__WORK REQUIRED__
Work out the number of lines containing "этом". Give that number alone.

Items listed in a dataset
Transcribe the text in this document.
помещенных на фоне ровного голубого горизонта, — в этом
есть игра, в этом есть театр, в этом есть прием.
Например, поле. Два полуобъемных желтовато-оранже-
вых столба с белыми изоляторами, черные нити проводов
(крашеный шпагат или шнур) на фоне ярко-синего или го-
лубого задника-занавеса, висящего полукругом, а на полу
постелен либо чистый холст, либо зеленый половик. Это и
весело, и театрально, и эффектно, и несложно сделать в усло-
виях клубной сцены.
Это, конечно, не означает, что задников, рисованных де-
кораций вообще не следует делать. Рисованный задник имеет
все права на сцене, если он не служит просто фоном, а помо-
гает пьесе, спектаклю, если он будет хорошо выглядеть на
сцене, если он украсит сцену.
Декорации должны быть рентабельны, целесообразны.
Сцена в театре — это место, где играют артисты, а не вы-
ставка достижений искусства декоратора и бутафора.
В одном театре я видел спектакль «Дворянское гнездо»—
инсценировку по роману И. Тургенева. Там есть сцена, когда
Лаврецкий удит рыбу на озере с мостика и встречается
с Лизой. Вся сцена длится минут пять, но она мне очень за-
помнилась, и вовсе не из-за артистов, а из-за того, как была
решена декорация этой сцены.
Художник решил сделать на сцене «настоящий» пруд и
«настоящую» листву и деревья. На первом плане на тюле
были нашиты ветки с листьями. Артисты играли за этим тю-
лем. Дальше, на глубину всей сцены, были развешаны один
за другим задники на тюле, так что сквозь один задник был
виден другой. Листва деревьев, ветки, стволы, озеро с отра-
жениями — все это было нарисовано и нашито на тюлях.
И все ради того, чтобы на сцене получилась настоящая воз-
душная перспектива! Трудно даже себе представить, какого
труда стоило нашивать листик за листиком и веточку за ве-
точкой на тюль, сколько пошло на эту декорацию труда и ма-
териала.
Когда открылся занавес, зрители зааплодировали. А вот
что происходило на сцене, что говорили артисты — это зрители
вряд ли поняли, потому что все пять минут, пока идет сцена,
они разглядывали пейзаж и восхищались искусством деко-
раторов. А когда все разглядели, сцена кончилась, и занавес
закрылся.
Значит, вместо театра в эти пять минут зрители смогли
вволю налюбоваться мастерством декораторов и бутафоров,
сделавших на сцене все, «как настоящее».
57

__THE SOLUTION__
2